## Extracted records
┌──

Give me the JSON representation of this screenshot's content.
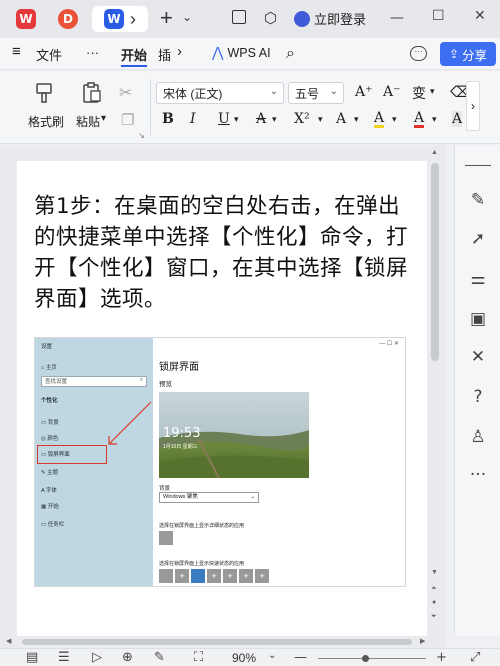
{
  "tabs": {
    "wps_letter": "W",
    "pdf_letter": "D",
    "doc_letter": "W",
    "more": "›",
    "new": "+",
    "login": "立即登录"
  },
  "menubar": {
    "hamburger": "≡",
    "file": "文件",
    "more": "···",
    "start": "开始",
    "insert": "插",
    "wps_ai": "WPS AI",
    "share": "分享"
  },
  "ribbon": {
    "format_painter": "格式刷",
    "paste": "粘贴",
    "font_name": "宋体 (正文)",
    "font_size": "五号",
    "grow": "A⁺",
    "shrink": "A⁻",
    "phonetic": "变",
    "bold": "B",
    "italic": "I",
    "underline": "U",
    "strike": "A",
    "superscript": "X²",
    "color_a": "A",
    "underline_color": "A",
    "font_color": "A",
    "chevron": "›"
  },
  "document": {
    "headline": "第1步：在桌面的空白处右击，在弹出的快捷菜单中选择【个性化】命令，打开【个性化】窗口，在其中选择【锁屏界面】选项。",
    "embedded": {
      "title_bar": "设置",
      "home": "主页",
      "search_placeholder": "查找设置",
      "section": "个性化",
      "items": [
        "背景",
        "颜色",
        "锁屏界面",
        "主题",
        "字体",
        "开始",
        "任务栏"
      ],
      "main_title": "锁屏界面",
      "preview": "预览",
      "clock": "19:53",
      "date": "1月10日 星期三",
      "bg_label": "背景",
      "bg_value": "Windows 聚焦",
      "detail_label": "选择在锁屏界面上显示详细状态的应用",
      "quick_label": "选择在锁屏界面上显示快速状态的应用"
    }
  },
  "statusbar": {
    "zoom": "90%"
  },
  "colors": {
    "wps_red": "#e5383b",
    "pdf_red": "#ea5136",
    "word_blue": "#2b5ce6",
    "share_blue": "#3d6df0",
    "highlight_box": "#d83a2b"
  }
}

└──

## TASK TO COMPLETE
From the entries above, output every line exactly and omit any image.

## FULL ANSWER
Give me the JSON representation of this screenshot's content.
{
  "tabs": {
    "wps_letter": "W",
    "pdf_letter": "D",
    "doc_letter": "W",
    "more": "›",
    "new": "+",
    "login": "立即登录"
  },
  "menubar": {
    "hamburger": "≡",
    "file": "文件",
    "more": "···",
    "start": "开始",
    "insert": "插",
    "wps_ai": "WPS AI",
    "share": "分享"
  },
  "ribbon": {
    "format_painter": "格式刷",
    "paste": "粘贴",
    "font_name": "宋体 (正文)",
    "font_size": "五号",
    "grow": "A⁺",
    "shrink": "A⁻",
    "phonetic": "变",
    "bold": "B",
    "italic": "I",
    "underline": "U",
    "strike": "A",
    "superscript": "X²",
    "color_a": "A",
    "underline_color": "A",
    "font_color": "A",
    "chevron": "›"
  },
  "document": {
    "headline": "第1步：在桌面的空白处右击，在弹出的快捷菜单中选择【个性化】命令，打开【个性化】窗口，在其中选择【锁屏界面】选项。",
    "embedded": {
      "title_bar": "设置",
      "home": "主页",
      "search_placeholder": "查找设置",
      "section": "个性化",
      "items": [
        "背景",
        "颜色",
        "锁屏界面",
        "主题",
        "字体",
        "开始",
        "任务栏"
      ],
      "main_title": "锁屏界面",
      "preview": "预览",
      "clock": "19:53",
      "date": "1月10日 星期三",
      "bg_label": "背景",
      "bg_value": "Windows 聚焦",
      "detail_label": "选择在锁屏界面上显示详细状态的应用",
      "quick_label": "选择在锁屏界面上显示快速状态的应用"
    }
  },
  "statusbar": {
    "zoom": "90%"
  },
  "colors": {
    "wps_red": "#e5383b",
    "pdf_red": "#ea5136",
    "word_blue": "#2b5ce6",
    "share_blue": "#3d6df0",
    "highlight_box": "#d83a2b"
  }
}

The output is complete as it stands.